PROBLEM TO SOLVE
Copy out all lines in the data below containing the string "chaire".

Extracted records
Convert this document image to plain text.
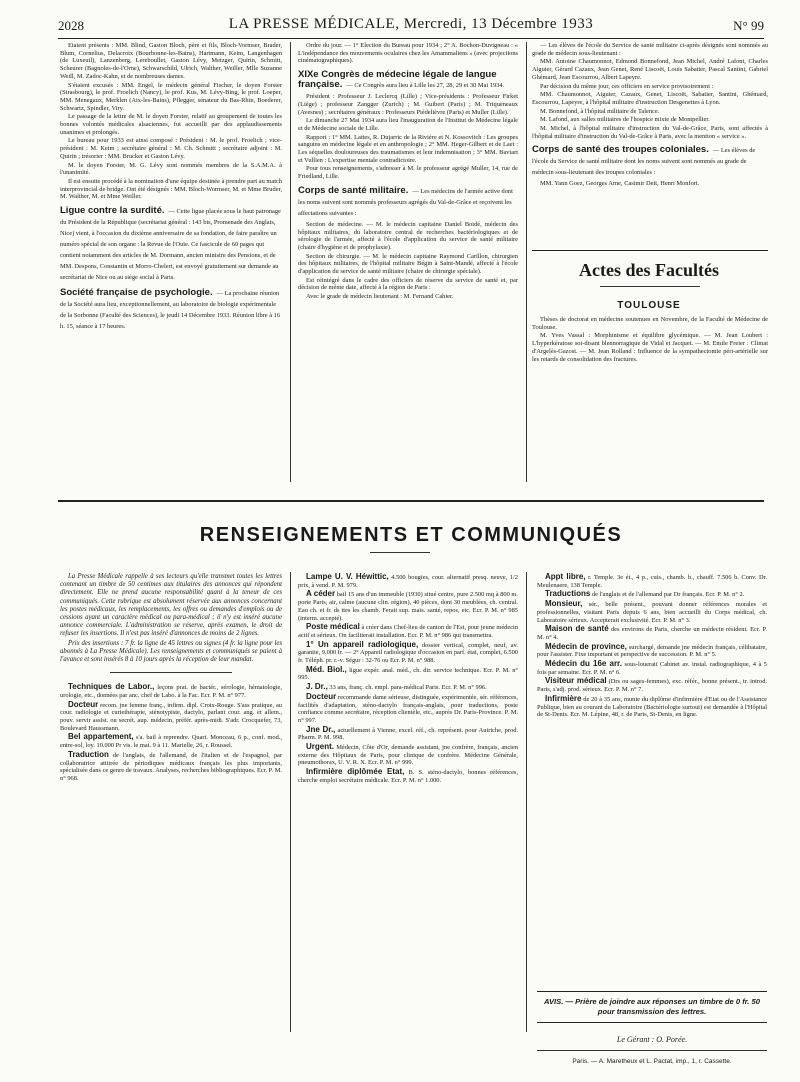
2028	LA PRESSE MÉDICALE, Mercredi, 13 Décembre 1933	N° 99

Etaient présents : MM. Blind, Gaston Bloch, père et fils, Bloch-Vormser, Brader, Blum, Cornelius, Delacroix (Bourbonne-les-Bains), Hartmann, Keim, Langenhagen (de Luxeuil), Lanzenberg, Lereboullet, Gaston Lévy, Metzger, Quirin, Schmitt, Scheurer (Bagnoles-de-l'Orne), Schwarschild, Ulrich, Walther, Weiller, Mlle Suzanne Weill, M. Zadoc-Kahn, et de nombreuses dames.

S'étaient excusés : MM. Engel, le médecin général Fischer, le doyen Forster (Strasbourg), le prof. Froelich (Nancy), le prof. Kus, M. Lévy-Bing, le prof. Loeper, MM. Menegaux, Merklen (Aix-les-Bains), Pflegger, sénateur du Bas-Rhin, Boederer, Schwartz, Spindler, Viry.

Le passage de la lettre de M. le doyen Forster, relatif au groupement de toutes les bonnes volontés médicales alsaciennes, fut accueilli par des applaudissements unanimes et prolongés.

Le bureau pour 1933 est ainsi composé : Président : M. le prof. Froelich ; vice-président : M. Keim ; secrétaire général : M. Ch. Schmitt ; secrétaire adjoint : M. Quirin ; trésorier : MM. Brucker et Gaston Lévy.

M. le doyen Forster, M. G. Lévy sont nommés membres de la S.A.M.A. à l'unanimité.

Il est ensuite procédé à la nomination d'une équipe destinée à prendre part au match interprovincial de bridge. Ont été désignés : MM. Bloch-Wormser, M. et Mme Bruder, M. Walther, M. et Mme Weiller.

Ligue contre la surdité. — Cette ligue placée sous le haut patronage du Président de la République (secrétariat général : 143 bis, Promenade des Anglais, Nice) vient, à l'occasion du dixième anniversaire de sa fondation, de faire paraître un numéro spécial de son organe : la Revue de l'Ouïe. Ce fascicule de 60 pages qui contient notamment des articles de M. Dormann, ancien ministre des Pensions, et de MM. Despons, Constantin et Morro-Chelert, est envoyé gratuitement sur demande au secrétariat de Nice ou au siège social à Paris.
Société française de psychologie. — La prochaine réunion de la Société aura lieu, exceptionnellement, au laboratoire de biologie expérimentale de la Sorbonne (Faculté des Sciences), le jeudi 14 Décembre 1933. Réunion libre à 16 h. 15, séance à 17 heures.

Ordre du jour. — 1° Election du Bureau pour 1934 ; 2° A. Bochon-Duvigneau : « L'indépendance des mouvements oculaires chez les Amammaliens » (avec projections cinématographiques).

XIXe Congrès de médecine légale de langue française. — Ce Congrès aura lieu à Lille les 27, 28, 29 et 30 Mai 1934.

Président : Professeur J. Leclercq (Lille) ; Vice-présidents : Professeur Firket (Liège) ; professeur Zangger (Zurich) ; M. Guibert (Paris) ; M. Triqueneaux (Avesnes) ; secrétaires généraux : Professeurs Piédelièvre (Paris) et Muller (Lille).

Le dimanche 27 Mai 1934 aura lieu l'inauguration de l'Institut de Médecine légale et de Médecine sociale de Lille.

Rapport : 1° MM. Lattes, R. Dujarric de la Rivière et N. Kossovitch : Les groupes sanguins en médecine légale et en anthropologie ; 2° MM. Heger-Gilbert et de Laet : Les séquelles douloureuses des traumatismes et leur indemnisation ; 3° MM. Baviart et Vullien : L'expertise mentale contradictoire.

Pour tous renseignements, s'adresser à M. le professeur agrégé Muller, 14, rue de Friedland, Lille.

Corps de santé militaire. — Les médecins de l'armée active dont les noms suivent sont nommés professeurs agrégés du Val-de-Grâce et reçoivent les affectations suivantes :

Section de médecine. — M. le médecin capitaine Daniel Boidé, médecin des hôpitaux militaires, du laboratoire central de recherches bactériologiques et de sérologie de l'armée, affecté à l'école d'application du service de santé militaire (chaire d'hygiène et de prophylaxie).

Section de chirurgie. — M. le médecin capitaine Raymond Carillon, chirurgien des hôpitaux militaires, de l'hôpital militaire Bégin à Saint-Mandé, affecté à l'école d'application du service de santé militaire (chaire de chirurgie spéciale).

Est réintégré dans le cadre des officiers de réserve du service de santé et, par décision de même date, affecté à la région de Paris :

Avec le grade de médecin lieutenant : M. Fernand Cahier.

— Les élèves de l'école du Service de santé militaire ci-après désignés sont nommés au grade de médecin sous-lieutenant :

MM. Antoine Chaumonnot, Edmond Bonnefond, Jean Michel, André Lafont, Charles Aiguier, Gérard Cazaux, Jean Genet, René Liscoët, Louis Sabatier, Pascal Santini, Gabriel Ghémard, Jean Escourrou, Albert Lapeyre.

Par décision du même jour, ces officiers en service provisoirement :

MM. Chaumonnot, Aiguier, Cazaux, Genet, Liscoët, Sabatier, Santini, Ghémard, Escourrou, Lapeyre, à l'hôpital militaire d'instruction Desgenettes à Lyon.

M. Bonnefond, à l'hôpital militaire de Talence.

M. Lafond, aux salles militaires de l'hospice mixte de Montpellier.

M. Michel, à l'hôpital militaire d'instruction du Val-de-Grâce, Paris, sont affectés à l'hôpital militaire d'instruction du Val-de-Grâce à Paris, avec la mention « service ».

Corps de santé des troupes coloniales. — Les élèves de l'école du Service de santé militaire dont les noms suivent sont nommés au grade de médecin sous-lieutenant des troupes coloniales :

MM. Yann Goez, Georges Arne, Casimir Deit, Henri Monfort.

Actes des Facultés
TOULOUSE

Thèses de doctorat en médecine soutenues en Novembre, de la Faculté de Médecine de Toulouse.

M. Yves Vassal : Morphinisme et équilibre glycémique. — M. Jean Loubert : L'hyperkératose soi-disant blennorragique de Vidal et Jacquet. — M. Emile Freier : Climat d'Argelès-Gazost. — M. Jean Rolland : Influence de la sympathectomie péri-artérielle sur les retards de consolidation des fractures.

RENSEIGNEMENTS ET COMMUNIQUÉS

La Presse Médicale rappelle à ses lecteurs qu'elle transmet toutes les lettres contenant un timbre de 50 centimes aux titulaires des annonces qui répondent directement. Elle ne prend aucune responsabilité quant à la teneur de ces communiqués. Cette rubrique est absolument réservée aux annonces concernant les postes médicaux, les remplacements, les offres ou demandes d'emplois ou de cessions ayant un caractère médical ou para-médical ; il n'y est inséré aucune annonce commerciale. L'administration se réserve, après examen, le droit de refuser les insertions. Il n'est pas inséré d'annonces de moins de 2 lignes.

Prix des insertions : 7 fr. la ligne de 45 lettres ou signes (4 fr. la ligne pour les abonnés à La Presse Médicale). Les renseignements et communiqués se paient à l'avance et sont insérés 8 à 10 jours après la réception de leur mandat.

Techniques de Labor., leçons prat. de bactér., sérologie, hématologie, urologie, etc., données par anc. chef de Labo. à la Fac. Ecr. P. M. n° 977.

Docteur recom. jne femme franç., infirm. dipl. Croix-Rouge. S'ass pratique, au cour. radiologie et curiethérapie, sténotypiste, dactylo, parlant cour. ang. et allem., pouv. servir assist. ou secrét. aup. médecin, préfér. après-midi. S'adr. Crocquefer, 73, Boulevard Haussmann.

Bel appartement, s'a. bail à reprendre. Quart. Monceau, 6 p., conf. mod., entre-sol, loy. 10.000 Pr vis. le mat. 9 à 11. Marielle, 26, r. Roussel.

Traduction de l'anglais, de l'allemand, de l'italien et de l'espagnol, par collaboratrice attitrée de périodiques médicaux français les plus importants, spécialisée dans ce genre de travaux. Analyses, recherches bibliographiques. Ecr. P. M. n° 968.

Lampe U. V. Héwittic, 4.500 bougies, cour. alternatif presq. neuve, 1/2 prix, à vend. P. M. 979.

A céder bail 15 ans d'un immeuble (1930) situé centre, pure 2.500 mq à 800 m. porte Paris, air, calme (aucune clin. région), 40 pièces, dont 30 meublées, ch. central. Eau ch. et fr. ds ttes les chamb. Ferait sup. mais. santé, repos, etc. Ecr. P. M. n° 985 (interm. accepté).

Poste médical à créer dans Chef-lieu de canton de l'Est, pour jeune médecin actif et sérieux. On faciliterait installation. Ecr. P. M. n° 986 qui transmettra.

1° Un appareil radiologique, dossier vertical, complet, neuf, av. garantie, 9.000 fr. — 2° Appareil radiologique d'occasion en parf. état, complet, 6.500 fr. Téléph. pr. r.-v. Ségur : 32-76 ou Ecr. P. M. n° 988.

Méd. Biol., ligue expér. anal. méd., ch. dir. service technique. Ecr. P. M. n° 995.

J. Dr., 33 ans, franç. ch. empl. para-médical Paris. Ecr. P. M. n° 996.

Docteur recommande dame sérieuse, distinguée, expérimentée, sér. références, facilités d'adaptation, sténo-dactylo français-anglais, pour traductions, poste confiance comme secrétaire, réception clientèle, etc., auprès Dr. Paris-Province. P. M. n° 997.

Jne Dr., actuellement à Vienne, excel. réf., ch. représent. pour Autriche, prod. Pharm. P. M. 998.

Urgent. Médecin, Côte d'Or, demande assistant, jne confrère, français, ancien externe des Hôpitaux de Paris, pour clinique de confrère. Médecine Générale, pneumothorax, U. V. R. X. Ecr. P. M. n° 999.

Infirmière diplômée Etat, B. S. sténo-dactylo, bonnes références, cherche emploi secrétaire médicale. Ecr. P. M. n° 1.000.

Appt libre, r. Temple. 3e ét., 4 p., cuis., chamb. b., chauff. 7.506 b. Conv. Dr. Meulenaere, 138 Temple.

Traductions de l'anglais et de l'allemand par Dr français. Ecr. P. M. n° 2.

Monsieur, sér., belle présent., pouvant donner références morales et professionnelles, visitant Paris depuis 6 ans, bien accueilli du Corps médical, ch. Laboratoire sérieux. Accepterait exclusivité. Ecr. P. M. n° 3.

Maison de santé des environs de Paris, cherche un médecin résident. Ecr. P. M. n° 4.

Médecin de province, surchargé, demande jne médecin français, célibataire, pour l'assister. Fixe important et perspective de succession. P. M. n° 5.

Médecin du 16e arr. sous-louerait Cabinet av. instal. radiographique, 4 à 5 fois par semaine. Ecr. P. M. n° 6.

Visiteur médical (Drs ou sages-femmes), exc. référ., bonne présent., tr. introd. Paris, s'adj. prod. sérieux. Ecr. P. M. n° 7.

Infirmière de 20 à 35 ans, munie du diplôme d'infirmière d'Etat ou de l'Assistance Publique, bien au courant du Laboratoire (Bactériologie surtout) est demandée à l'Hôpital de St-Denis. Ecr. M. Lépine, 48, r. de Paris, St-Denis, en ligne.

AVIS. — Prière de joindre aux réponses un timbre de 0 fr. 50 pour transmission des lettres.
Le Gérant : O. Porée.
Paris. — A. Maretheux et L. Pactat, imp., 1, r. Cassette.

SOLUTION TO THIS EXERCISE
Section de médecine. — M. le médecin capitaine Daniel Boidé, médecin des hôpitaux militaires, du laboratoire central de recherches bactériologiques et de sérologie de l'armée, affecté à l'école d'application du service de santé militaire (chaire d'hygiène et de prophylaxie).
Section de chirurgie. — M. le médecin capitaine Raymond Carillon, chirurgien des hôpitaux militaires, de l'hôpital militaire Bégin à Saint-Mandé, affecté à l'école d'application du service de santé militaire (chaire de chirurgie spéciale).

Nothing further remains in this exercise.